== Assignment ==
Where in the listing does the word "Facultad" appear? Report each line that holds it.

** Exercise input follows **

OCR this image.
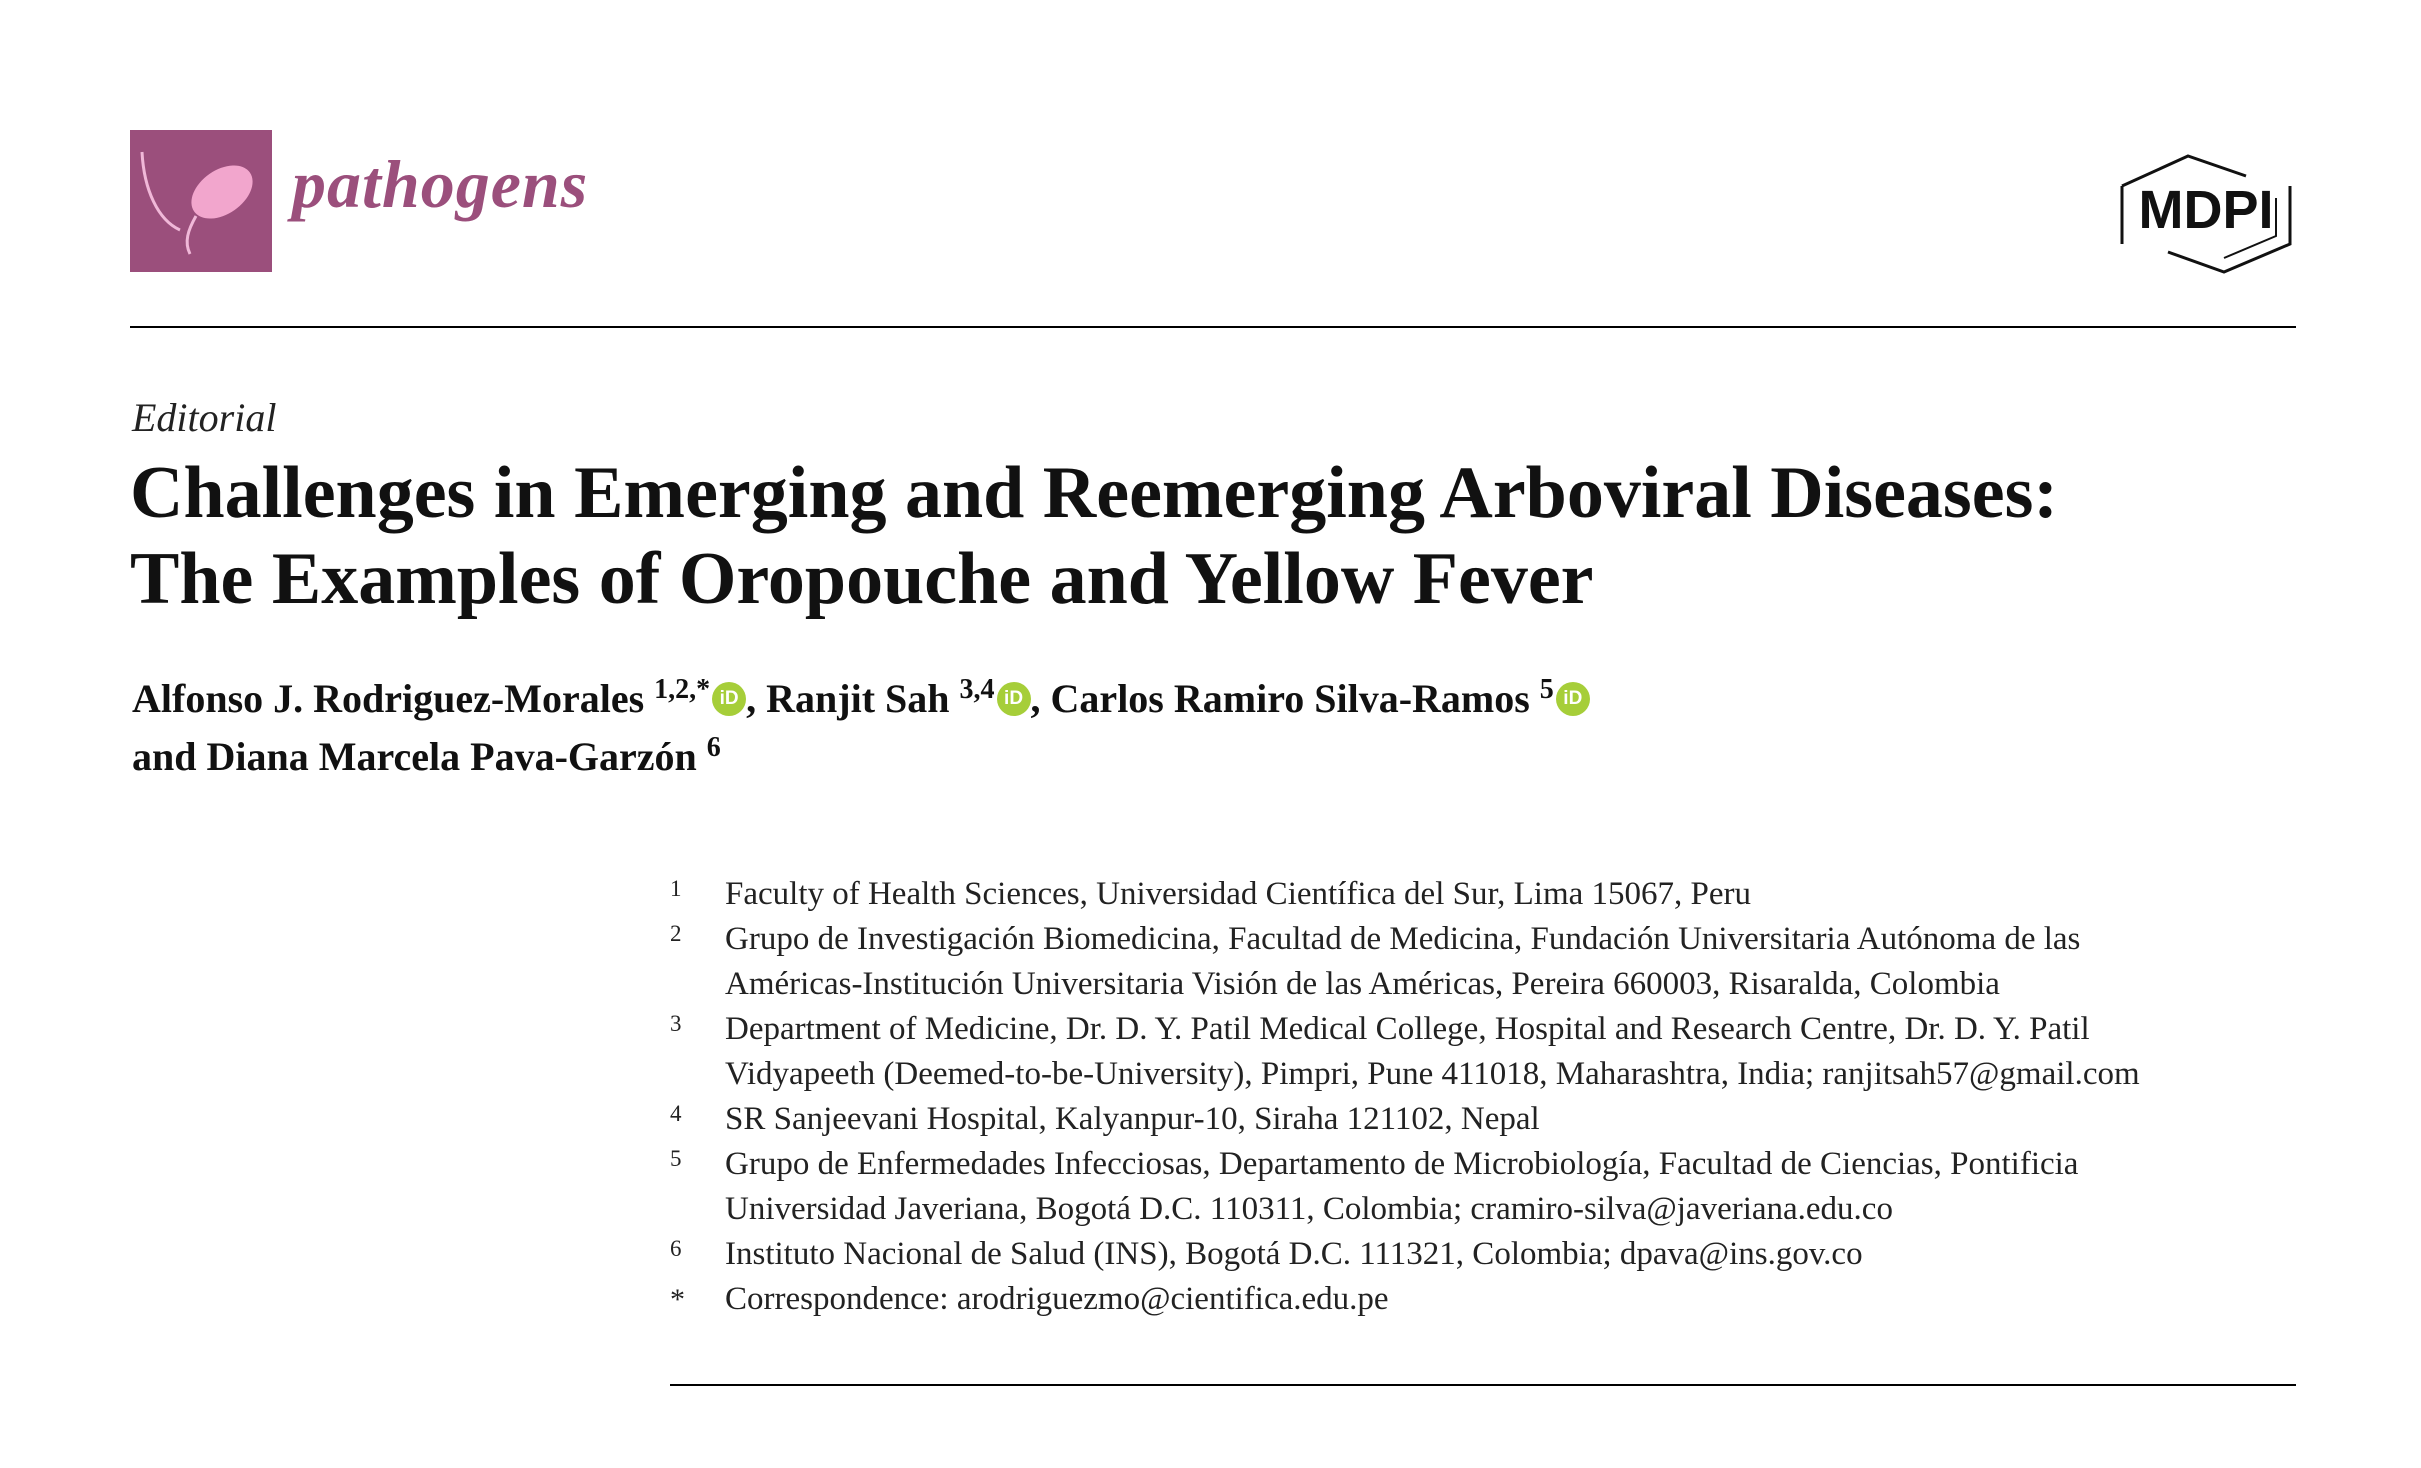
pathogens	MDPI
Editorial
Challenges in Emerging and Reemerging Arboviral Diseases:
The Examples of Oropouche and Yellow Fever
Alfonso J. Rodriguez-Morales $^{1,2,*}$ iD , Ranjit Sah $^{3,4}$ iD , Carlos Ramiro Silva-Ramos $^5$ iD
and Diana Marcela Pava-Garzón $^6$
1 Faculty of Health Sciences, Universidad Científica del Sur, Lima 15067, Peru
2 Grupo de Investigación Biomedicina, Facultad de Medicina, Fundación Universitaria Autónoma de las
Américas-Institución Universitaria Visión de las Américas, Pereira 660003, Risaralda, Colombia
3 Department of Medicine, Dr. D. Y. Patil Medical College, Hospital and Research Centre, Dr. D. Y. Patil
Vidyapeeth (Deemed-to-be-University), Pimpri, Pune 411018, Maharashtra, India; ranjitsah57@gmail.com
4 SR Sanjeevani Hospital, Kalyanpur-10, Siraha 121102, Nepal
5 Grupo de Enfermedades Infecciosas, Departamento de Microbiología, Facultad de Ciencias, Pontificia
Universidad Javeriana, Bogotá D.C. 110311, Colombia; cramiro-silva@javeriana.edu.co
6 Instituto Nacional de Salud (INS), Bogotá D.C. 111321, Colombia; dpava@ins.gov.co
* Correspondence: arodriguezmo@cientifica.edu.pe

** End of Exercise input **

== Solved problem ==
2 Grupo de Investigación Biomedicina, Facultad de Medicina, Fundación Universitaria Autónoma de las
5 Grupo de Enfermedades Infecciosas, Departamento de Microbiología, Facultad de Ciencias, Pontificia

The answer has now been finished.